> **GOAL**
Which lines hold the word "intranet"? Copy each of them.
* * *
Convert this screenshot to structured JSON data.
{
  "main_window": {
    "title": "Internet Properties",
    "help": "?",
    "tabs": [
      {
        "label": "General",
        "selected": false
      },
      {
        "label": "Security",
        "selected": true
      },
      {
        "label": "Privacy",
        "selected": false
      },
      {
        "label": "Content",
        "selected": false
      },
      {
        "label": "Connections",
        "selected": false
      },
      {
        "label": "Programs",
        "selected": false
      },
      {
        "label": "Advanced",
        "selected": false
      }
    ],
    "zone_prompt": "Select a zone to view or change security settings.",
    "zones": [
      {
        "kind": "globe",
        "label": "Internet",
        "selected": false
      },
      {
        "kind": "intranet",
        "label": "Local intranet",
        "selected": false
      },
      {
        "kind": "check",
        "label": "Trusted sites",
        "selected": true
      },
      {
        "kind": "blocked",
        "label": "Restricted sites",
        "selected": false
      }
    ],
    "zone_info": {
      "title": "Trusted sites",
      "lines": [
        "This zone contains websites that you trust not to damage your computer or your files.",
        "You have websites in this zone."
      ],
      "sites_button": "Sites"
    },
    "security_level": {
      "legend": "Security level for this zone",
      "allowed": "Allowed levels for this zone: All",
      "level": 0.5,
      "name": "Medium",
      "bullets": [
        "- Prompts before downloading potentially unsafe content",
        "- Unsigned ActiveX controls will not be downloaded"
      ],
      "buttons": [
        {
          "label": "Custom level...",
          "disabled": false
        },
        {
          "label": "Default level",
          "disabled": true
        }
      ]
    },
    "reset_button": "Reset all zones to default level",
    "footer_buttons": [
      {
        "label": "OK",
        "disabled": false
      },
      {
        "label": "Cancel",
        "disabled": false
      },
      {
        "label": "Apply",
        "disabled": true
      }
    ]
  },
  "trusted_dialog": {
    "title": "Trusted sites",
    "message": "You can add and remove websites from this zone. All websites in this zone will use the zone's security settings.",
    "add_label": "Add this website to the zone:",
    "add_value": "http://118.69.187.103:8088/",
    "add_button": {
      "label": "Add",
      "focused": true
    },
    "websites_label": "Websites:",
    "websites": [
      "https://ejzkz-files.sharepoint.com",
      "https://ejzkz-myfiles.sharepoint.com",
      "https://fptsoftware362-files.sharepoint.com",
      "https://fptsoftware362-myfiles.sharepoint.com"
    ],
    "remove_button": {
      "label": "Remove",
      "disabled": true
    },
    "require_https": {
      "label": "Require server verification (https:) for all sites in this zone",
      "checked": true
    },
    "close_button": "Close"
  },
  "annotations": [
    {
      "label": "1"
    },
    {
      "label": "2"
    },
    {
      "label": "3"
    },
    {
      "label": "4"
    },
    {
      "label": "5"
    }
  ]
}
* * *
> **CORRECT ANSWER**
        "kind": "intranet",
        "label": "Local intranet",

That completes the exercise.